**RAW DATA**

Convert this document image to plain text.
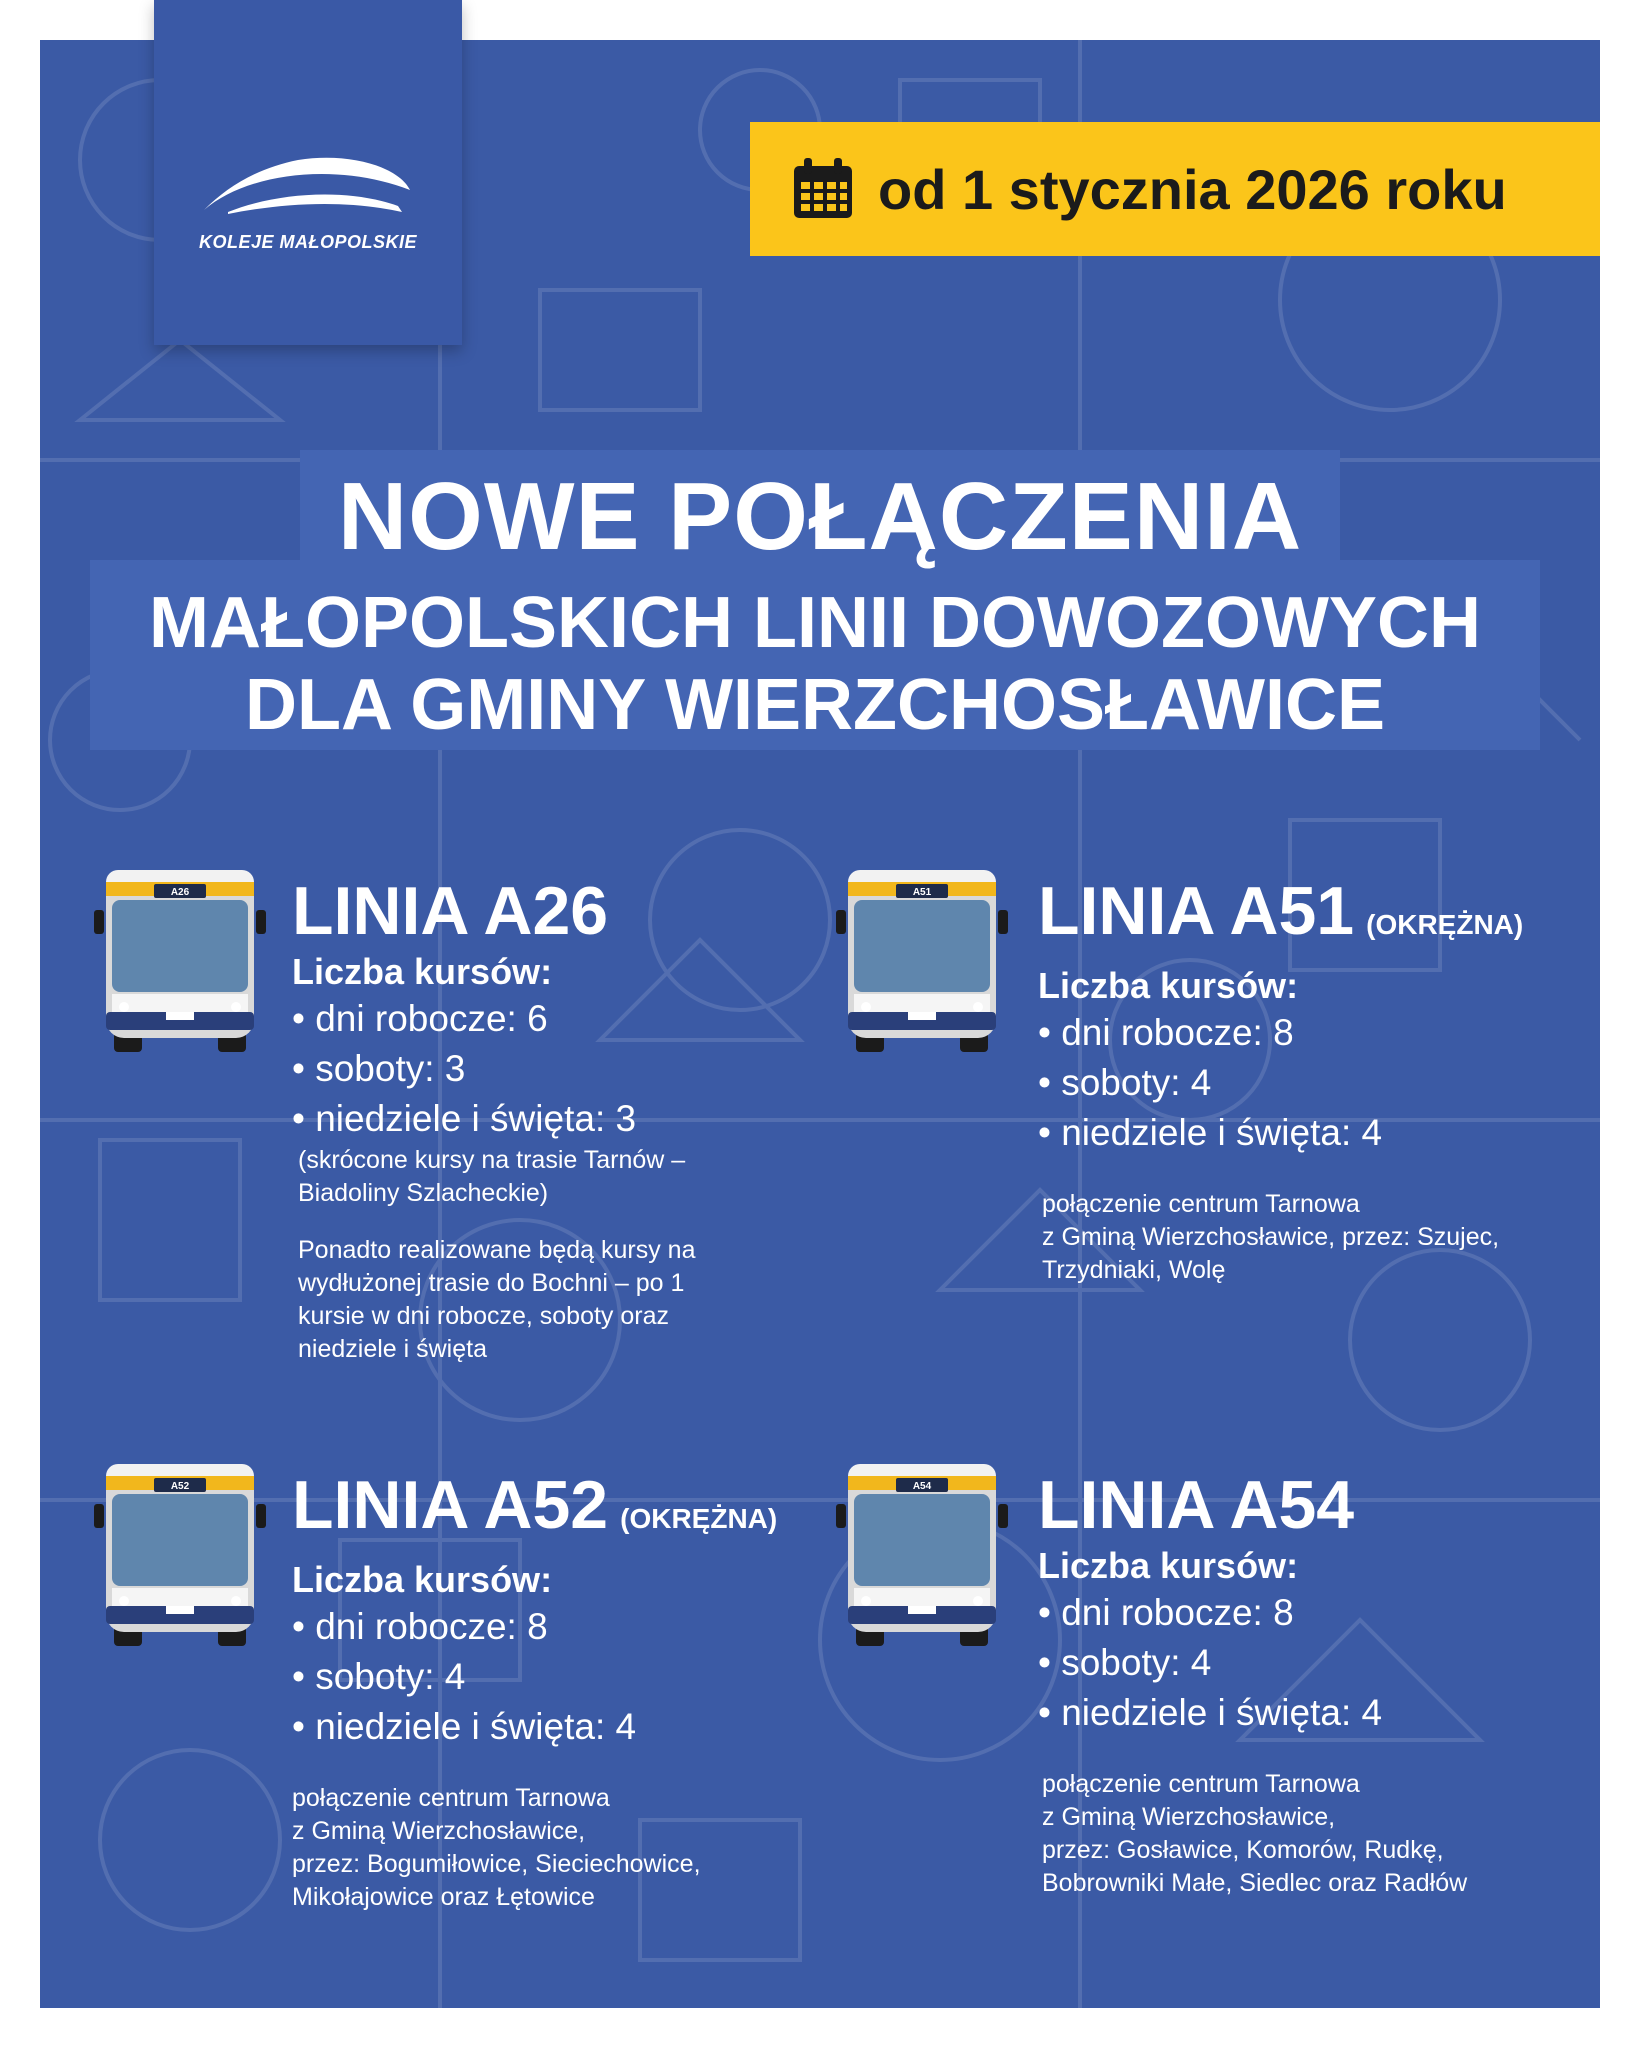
KOLEJE MAŁOPOLSKIE
od 1 stycznia 2026 roku
NOWE POŁĄCZENIA
MAŁOPOLSKICH LINII DOWOZOWYCH
DLA GMINY WIERZCHOSŁAWICE
A26 LINIA A26
Liczba kursów:
• dni robocze: 6
• soboty: 3
• niedziele i święta: 3
(skrócone kursy na trasie Tarnów –
Biadoliny Szlacheckie)
Ponadto realizowane będą kursy na
wydłużonej trasie do Bochni – po 1
kursie w dni robocze, soboty oraz
niedziele i święta
A51 LINIA A51 (OKRĘŻNA)
Liczba kursów:
• dni robocze: 8
• soboty: 4
• niedziele i święta: 4
połączenie centrum Tarnowa
z Gminą Wierzchosławice, przez: Szujec,
Trzydniaki, Wolę
A52 LINIA A52 (OKRĘŻNA)
Liczba kursów:
• dni robocze: 8
• soboty: 4
• niedziele i święta: 4
połączenie centrum Tarnowa
z Gminą Wierzchosławice,
przez: Bogumiłowice, Sieciechowice,
Mikołajowice oraz Łętowice
A54 LINIA A54
Liczba kursów:
• dni robocze: 8
• soboty: 4
• niedziele i święta: 4
połączenie centrum Tarnowa
z Gminą Wierzchosławice,
przez: Gosławice, Komorów, Rudkę,
Bobrowniki Małe, Siedlec oraz Radłów
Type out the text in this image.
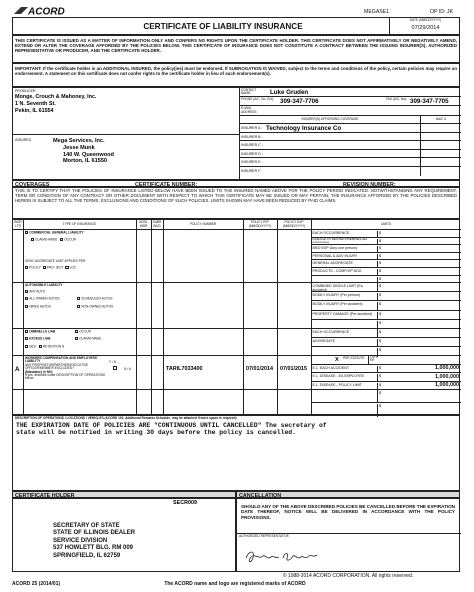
ACORD	MEGASE1	OP ID: JK
CERTIFICATE OF LIABILITY INSURANCE
DATE (MM/DD/YYYY)
07/29/2014
THIS CERTIFICATE IS ISSUED AS A MATTER OF INFORMATION ONLY AND CONFERS NO RIGHTS UPON THE CERTIFICATE HOLDER. THIS CERTIFICATE DOES NOT AFFIRMATIVELY OR NEGATIVELY AMEND, EXTEND OR ALTER THE COVERAGE AFFORDED BY THE POLICIES BELOW. THIS CERTIFICATE OF INSURANCE DOES NOT CONSTITUTE A CONTRACT BETWEEN THE ISSUING INSURER(S), AUTHORIZED REPRESENTATIVE OR PRODUCER, AND THE CERTIFICATE HOLDER.
IMPORTANT: If the certificate holder is an ADDITIONAL INSURED, the policy(ies) must be endorsed. If SUBROGATION IS WAIVED, subject to the terms and conditions of the policy, certain policies may require an endorsement. A statement on this certificate does not confer rights to the certificate holder in lieu of such endorsement(s).
PRODUCER
Monge, Crouch & Mahoney, Inc.
1 N. Seventh St.
Pekin, IL 61554
CONTACT NAME:	Luke Gruden
PHONE (A/C, No, Ext):	309-347-7706	FAX (A/C, No): 309-347-7705
E-MAIL ADDRESS:
INSURER(S) AFFORDING COVERAGE	NAIC #
INSURER A : Technology Insurance Co
INSURER B :
INSURER C :
INSURER D :
INSURER E :
INSURER F :
INSURED	Mega Services, Inc.
Jesse Munk
140 W. Queenwood
Morton, IL 61550
COVERAGES	CERTIFICATE NUMBER:	REVISION NUMBER:
THIS IS TO CERTIFY THAT THE POLICIES OF INSURANCE LISTED BELOW HAVE BEEN ISSUED TO THE INSURED NAMED ABOVE FOR THE POLICY PERIOD INDICATED. NOTWITHSTANDING ANY REQUIREMENT, TERM OR CONDITION OF ANY CONTRACT OR OTHER DOCUMENT WITH RESPECT TO WHICH THIS CERTIFICATE MAY BE ISSUED OR MAY PERTAIN, THE INSURANCE AFFORDED BY THE POLICIES DESCRIBED HEREIN IS SUBJECT TO ALL THE TERMS, EXCLUSIONS AND CONDITIONS OF SUCH POLICIES. LIMITS SHOWN MAY HAVE BEEN REDUCED BY PAID CLAIMS.
INSR LTR	TYPE OF INSURANCE	ADDL INSR
SUBR WVD	POLICY NUMBER	POLICY EFF (MM/DD/YYYY)
POLICY EXP (MM/DD/YYYY)	LIMITS
COMMERCIAL GENERAL LIABILITY
CLAIMS-MADE OCCUR
GEN'L AGGREGATE LIMIT APPLIES PER:
POLICY PRO- JECT LOC
EACH OCCURRENCE	$
DAMAGE TO RENTED PREMISES (Ea occurrence)	$
MED EXP (Any one person)	$
PERSONAL & ADV INJURY	$
GENERAL AGGREGATE	$
PRODUCTS - COMP/OP AGG	$
$
AUTOMOBILE LIABILITY
ANY AUTO
ALL OWNED AUTOS	SCHEDULED AUTOS
HIRED AUTOS	NON-OWNED AUTOS
COMBINED SINGLE LIMIT (Ea accident)
$
BODILY INJURY (Per person)	$
BODILY INJURY (Per accident)	$
PROPERTY DAMAGE (Per accident)	$
$
UMBRELLA LIAB	OCCUR
EXCESS LIAB	CLAIMS-MADE
DED RETENTION $
EACH OCCURRENCE	$
AGGREGATE	$
$
A
WORKERS COMPENSATION AND EMPLOYERS' LIABILITY
ANY PROPRIETOR/PARTNER/EXECUTIVE OFFICER/MEMBER EXCLUDED?
(Mandatory in NH)
If yes, describe under DESCRIPTION OF OPERATIONS below
Y / N
N / A	TARIL7033400	07/01/2014 07/01/2015
X PER STATUTE	OTH- ER
E.L. EACH ACCIDENT	$	1,000,000
E.L. DISEASE - EA EMPLOYEE	$	1,000,000
E.L. DISEASE - POLICY LIMIT	$	1,000,000
$
$
DESCRIPTION OF OPERATIONS / LOCATIONS / VEHICLES (ACORD 101, Additional Remarks Schedule, may be attached if more space is required)
THE EXPIRATION DATE OF POLICIES ARE "CONTINUOUS UNTIL CANCELLED" The secretary of state will be notified in writing 30 days before the policy is cancelled.
CERTIFICATE HOLDER	CANCELLATION
SECR009
SECRETARY OF STATE
STATE OF ILLINOIS DEALER
SERVICE DIVISION
537 HOWLETT BLG. RM 009
SPRINGFIELD, IL 62759
SHOULD ANY OF THE ABOVE DESCRIBED POLICIES BE CANCELLED BEFORE THE EXPIRATION DATE THEREOF, NOTICE WILL BE DELIVERED IN ACCORDANCE WITH THE POLICY PROVISIONS.
AUTHORIZED REPRESENTATIVE
© 1988-2014 ACORD CORPORATION. All rights reserved.
ACORD 25 (2014/01)	The ACORD name and logo are registered marks of ACORD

**EXERCISE BRIEF**
Transcribe the complete set of entries verbatim. No pictures belong in the copy.

**RESULT OF THE TASK**
Convert this document image to plain text.
KOLEJE MAŁOPOLSKIE
od 1 stycznia 2026 roku
NOWE POŁĄCZENIA
MAŁOPOLSKICH LINII DOWOZOWYCH
DLA GMINY WIERZCHOSŁAWICE
A26 LINIA A26
Liczba kursów:
• dni robocze: 6
• soboty: 3
• niedziele i święta: 3
(skrócone kursy na trasie Tarnów –
Biadoliny Szlacheckie)
Ponadto realizowane będą kursy na
wydłużonej trasie do Bochni – po 1
kursie w dni robocze, soboty oraz
niedziele i święta
A51 LINIA A51 (OKRĘŻNA)
Liczba kursów:
• dni robocze: 8
• soboty: 4
• niedziele i święta: 4
połączenie centrum Tarnowa
z Gminą Wierzchosławice, przez: Szujec,
Trzydniaki, Wolę
A52 LINIA A52 (OKRĘŻNA)
Liczba kursów:
• dni robocze: 8
• soboty: 4
• niedziele i święta: 4
połączenie centrum Tarnowa
z Gminą Wierzchosławice,
przez: Bogumiłowice, Sieciechowice,
Mikołajowice oraz Łętowice
A54 LINIA A54
Liczba kursów:
• dni robocze: 8
• soboty: 4
• niedziele i święta: 4
połączenie centrum Tarnowa
z Gminą Wierzchosławice,
przez: Gosławice, Komorów, Rudkę,
Bobrowniki Małe, Siedlec oraz Radłów
Type out the text in this image.
ACORD	MEGASE1	OP ID: JK
CERTIFICATE OF LIABILITY INSURANCE
DATE (MM/DD/YYYY)
07/29/2014
THIS CERTIFICATE IS ISSUED AS A MATTER OF INFORMATION ONLY AND CONFERS NO RIGHTS UPON THE CERTIFICATE HOLDER. THIS CERTIFICATE DOES NOT AFFIRMATIVELY OR NEGATIVELY AMEND, EXTEND OR ALTER THE COVERAGE AFFORDED BY THE POLICIES BELOW. THIS CERTIFICATE OF INSURANCE DOES NOT CONSTITUTE A CONTRACT BETWEEN THE ISSUING INSURER(S), AUTHORIZED REPRESENTATIVE OR PRODUCER, AND THE CERTIFICATE HOLDER.
IMPORTANT: If the certificate holder is an ADDITIONAL INSURED, the policy(ies) must be endorsed. If SUBROGATION IS WAIVED, subject to the terms and conditions of the policy, certain policies may require an endorsement. A statement on this certificate does not confer rights to the certificate holder in lieu of such endorsement(s).
PRODUCER
Monge, Crouch & Mahoney, Inc.
1 N. Seventh St.
Pekin, IL 61554
CONTACT NAME:	Luke Gruden
PHONE (A/C, No, Ext):	309-347-7706	FAX (A/C, No): 309-347-7705
E-MAIL ADDRESS:
INSURER(S) AFFORDING COVERAGE	NAIC #
INSURER A : Technology Insurance Co
INSURER B :
INSURER C :
INSURER D :
INSURER E :
INSURER F :
INSURED	Mega Services, Inc.
Jesse Munk
140 W. Queenwood
Morton, IL 61550
COVERAGES	CERTIFICATE NUMBER:	REVISION NUMBER:
THIS IS TO CERTIFY THAT THE POLICIES OF INSURANCE LISTED BELOW HAVE BEEN ISSUED TO THE INSURED NAMED ABOVE FOR THE POLICY PERIOD INDICATED. NOTWITHSTANDING ANY REQUIREMENT, TERM OR CONDITION OF ANY CONTRACT OR OTHER DOCUMENT WITH RESPECT TO WHICH THIS CERTIFICATE MAY BE ISSUED OR MAY PERTAIN, THE INSURANCE AFFORDED BY THE POLICIES DESCRIBED HEREIN IS SUBJECT TO ALL THE TERMS, EXCLUSIONS AND CONDITIONS OF SUCH POLICIES. LIMITS SHOWN MAY HAVE BEEN REDUCED BY PAID CLAIMS.
INSR LTR	TYPE OF INSURANCE	ADDL INSR
SUBR WVD	POLICY NUMBER	POLICY EFF (MM/DD/YYYY)
POLICY EXP (MM/DD/YYYY)	LIMITS
COMMERCIAL GENERAL LIABILITY
CLAIMS-MADE OCCUR
GEN'L AGGREGATE LIMIT APPLIES PER:
POLICY PRO- JECT LOC
EACH OCCURRENCE	$
DAMAGE TO RENTED PREMISES (Ea occurrence)	$
MED EXP (Any one person)	$
PERSONAL & ADV INJURY	$
GENERAL AGGREGATE	$
PRODUCTS - COMP/OP AGG	$
$
AUTOMOBILE LIABILITY
ANY AUTO
ALL OWNED AUTOS	SCHEDULED AUTOS
HIRED AUTOS	NON-OWNED AUTOS
COMBINED SINGLE LIMIT (Ea accident)
$
BODILY INJURY (Per person)	$
BODILY INJURY (Per accident)	$
PROPERTY DAMAGE (Per accident)	$
$
UMBRELLA LIAB	OCCUR
EXCESS LIAB	CLAIMS-MADE
DED RETENTION $
EACH OCCURRENCE	$
AGGREGATE	$
$
A
WORKERS COMPENSATION AND EMPLOYERS' LIABILITY
ANY PROPRIETOR/PARTNER/EXECUTIVE OFFICER/MEMBER EXCLUDED?
(Mandatory in NH)
If yes, describe under DESCRIPTION OF OPERATIONS below
Y / N
N / A	TARIL7033400	07/01/2014 07/01/2015
X PER STATUTE	OTH- ER
E.L. EACH ACCIDENT	$	1,000,000
E.L. DISEASE - EA EMPLOYEE	$	1,000,000
E.L. DISEASE - POLICY LIMIT	$	1,000,000
$
$
DESCRIPTION OF OPERATIONS / LOCATIONS / VEHICLES (ACORD 101, Additional Remarks Schedule, may be attached if more space is required)
THE EXPIRATION DATE OF POLICIES ARE "CONTINUOUS UNTIL CANCELLED" The secretary of state will be notified in writing 30 days before the policy is cancelled.
CERTIFICATE HOLDER	CANCELLATION
SECR009
SECRETARY OF STATE
STATE OF ILLINOIS DEALER
SERVICE DIVISION
537 HOWLETT BLG. RM 009
SPRINGFIELD, IL 62759
SHOULD ANY OF THE ABOVE DESCRIBED POLICIES BE CANCELLED BEFORE THE EXPIRATION DATE THEREOF, NOTICE WILL BE DELIVERED IN ACCORDANCE WITH THE POLICY PROVISIONS.
AUTHORIZED REPRESENTATIVE
© 1988-2014 ACORD CORPORATION. All rights reserved.
ACORD 25 (2014/01)	The ACORD name and logo are registered marks of ACORD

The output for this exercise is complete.